[Part of a data file]
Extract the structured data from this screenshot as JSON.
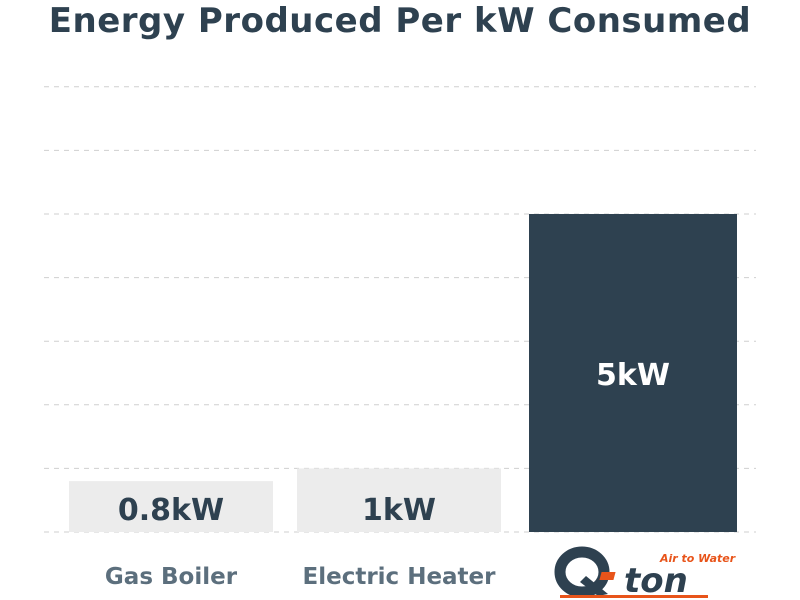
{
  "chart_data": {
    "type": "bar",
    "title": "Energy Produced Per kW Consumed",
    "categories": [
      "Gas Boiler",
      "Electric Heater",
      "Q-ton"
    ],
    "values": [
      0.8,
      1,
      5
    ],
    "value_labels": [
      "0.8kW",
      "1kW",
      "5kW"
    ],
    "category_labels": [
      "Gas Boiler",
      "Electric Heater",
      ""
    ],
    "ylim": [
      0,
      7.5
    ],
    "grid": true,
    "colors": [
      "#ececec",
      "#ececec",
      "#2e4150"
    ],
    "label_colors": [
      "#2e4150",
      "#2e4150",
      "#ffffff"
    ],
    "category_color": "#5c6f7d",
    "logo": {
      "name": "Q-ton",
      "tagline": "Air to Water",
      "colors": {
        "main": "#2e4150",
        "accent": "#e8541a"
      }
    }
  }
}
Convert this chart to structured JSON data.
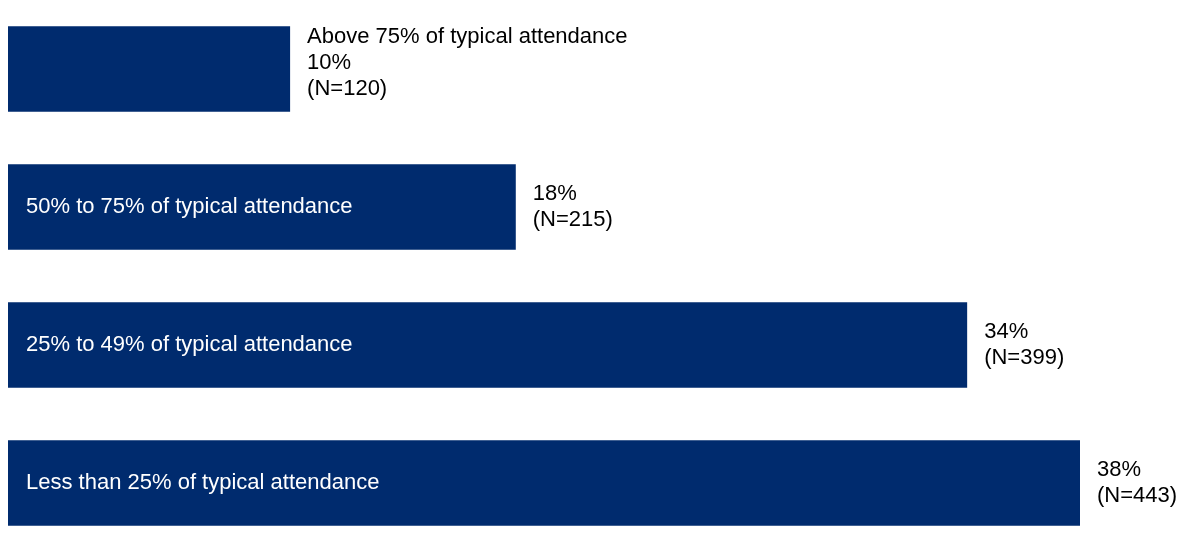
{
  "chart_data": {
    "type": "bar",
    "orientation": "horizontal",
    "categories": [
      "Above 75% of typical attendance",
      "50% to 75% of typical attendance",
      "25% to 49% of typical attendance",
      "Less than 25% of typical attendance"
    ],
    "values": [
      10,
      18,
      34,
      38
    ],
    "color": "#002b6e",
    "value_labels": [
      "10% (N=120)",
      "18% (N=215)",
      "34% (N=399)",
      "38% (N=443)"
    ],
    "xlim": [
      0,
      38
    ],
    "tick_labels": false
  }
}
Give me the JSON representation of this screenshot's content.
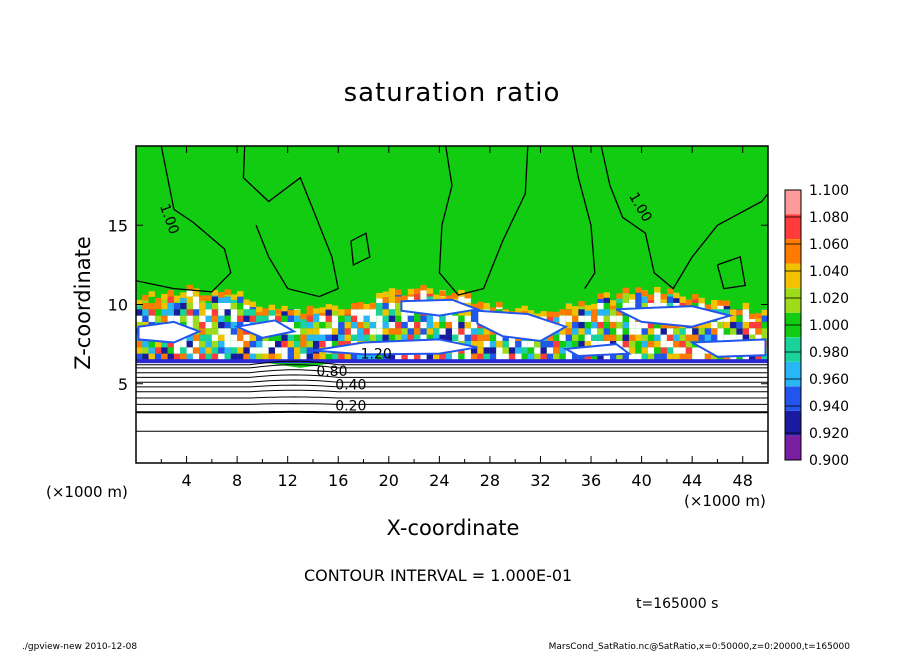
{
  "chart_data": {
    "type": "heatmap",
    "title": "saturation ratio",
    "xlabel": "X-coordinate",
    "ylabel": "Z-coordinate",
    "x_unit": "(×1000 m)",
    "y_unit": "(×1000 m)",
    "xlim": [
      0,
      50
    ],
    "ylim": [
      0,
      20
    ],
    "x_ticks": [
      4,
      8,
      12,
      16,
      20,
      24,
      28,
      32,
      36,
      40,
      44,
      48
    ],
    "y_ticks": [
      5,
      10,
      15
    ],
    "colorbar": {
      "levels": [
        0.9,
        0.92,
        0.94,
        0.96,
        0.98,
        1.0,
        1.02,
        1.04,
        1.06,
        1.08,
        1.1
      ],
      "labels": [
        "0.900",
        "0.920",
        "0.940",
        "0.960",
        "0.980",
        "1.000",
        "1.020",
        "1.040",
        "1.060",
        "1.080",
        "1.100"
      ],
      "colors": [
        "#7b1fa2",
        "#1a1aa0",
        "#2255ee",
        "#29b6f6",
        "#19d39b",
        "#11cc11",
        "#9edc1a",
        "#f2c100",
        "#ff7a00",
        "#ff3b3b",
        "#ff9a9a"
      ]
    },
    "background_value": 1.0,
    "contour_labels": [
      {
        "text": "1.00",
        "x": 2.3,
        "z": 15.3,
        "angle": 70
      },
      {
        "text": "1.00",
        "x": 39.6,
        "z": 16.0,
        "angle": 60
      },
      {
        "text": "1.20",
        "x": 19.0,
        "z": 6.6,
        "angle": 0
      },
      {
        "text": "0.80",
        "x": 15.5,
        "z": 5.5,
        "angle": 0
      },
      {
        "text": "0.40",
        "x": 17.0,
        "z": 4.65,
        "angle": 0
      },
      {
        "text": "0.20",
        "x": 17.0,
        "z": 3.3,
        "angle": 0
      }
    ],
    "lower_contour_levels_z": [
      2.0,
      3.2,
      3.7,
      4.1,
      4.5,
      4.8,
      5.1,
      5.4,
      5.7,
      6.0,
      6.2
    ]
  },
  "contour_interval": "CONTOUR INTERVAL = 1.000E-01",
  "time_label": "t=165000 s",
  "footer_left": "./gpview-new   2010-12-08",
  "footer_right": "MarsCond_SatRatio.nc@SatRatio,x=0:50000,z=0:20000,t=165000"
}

STATED TASK — Each entry shown above must be quoted exactly, with its pictures left out.

EXPECTED ANSWER —
Extract the structured data from this screenshot as JSON.
{
  "chart_data": {
    "type": "bar",
    "title": "Energy Produced Per kW Consumed",
    "categories": [
      "Gas Boiler",
      "Electric Heater",
      "Q-ton"
    ],
    "values": [
      0.8,
      1,
      5
    ],
    "value_labels": [
      "0.8kW",
      "1kW",
      "5kW"
    ],
    "category_labels": [
      "Gas Boiler",
      "Electric Heater",
      ""
    ],
    "ylim": [
      0,
      7.5
    ],
    "grid": true,
    "colors": [
      "#ececec",
      "#ececec",
      "#2e4150"
    ],
    "label_colors": [
      "#2e4150",
      "#2e4150",
      "#ffffff"
    ],
    "category_color": "#5c6f7d",
    "logo": {
      "name": "Q-ton",
      "tagline": "Air to Water",
      "colors": {
        "main": "#2e4150",
        "accent": "#e8541a"
      }
    }
  }
}
Convert this chart to structured JSON data.
{
  "chart_data": {
    "type": "bar",
    "orientation": "horizontal",
    "categories": [
      "Above 75% of typical attendance",
      "50% to 75% of typical attendance",
      "25% to 49% of typical attendance",
      "Less than 25% of typical attendance"
    ],
    "values": [
      10,
      18,
      34,
      38
    ],
    "color": "#002b6e",
    "value_labels": [
      "10% (N=120)",
      "18% (N=215)",
      "34% (N=399)",
      "38% (N=443)"
    ],
    "xlim": [
      0,
      38
    ],
    "tick_labels": false
  }
}
Give me the JSON representation of this screenshot's content.
{
  "chart_data": {
    "type": "heatmap",
    "title": "saturation ratio",
    "xlabel": "X-coordinate",
    "ylabel": "Z-coordinate",
    "x_unit": "(×1000 m)",
    "y_unit": "(×1000 m)",
    "xlim": [
      0,
      50
    ],
    "ylim": [
      0,
      20
    ],
    "x_ticks": [
      4,
      8,
      12,
      16,
      20,
      24,
      28,
      32,
      36,
      40,
      44,
      48
    ],
    "y_ticks": [
      5,
      10,
      15
    ],
    "colorbar": {
      "levels": [
        0.9,
        0.92,
        0.94,
        0.96,
        0.98,
        1.0,
        1.02,
        1.04,
        1.06,
        1.08,
        1.1
      ],
      "labels": [
        "0.900",
        "0.920",
        "0.940",
        "0.960",
        "0.980",
        "1.000",
        "1.020",
        "1.040",
        "1.060",
        "1.080",
        "1.100"
      ],
      "colors": [
        "#7b1fa2",
        "#1a1aa0",
        "#2255ee",
        "#29b6f6",
        "#19d39b",
        "#11cc11",
        "#9edc1a",
        "#f2c100",
        "#ff7a00",
        "#ff3b3b",
        "#ff9a9a"
      ]
    },
    "background_value": 1.0,
    "contour_labels": [
      {
        "text": "1.00",
        "x": 2.3,
        "z": 15.3,
        "angle": 70
      },
      {
        "text": "1.00",
        "x": 39.6,
        "z": 16.0,
        "angle": 60
      },
      {
        "text": "1.20",
        "x": 19.0,
        "z": 6.6,
        "angle": 0
      },
      {
        "text": "0.80",
        "x": 15.5,
        "z": 5.5,
        "angle": 0
      },
      {
        "text": "0.40",
        "x": 17.0,
        "z": 4.65,
        "angle": 0
      },
      {
        "text": "0.20",
        "x": 17.0,
        "z": 3.3,
        "angle": 0
      }
    ],
    "lower_contour_levels_z": [
      2.0,
      3.2,
      3.7,
      4.1,
      4.5,
      4.8,
      5.1,
      5.4,
      5.7,
      6.0,
      6.2
    ]
  },
  "contour_interval": "CONTOUR INTERVAL = 1.000E-01",
  "time_label": "t=165000 s",
  "footer_left": "./gpview-new   2010-12-08",
  "footer_right": "MarsCond_SatRatio.nc@SatRatio,x=0:50000,z=0:20000,t=165000"
}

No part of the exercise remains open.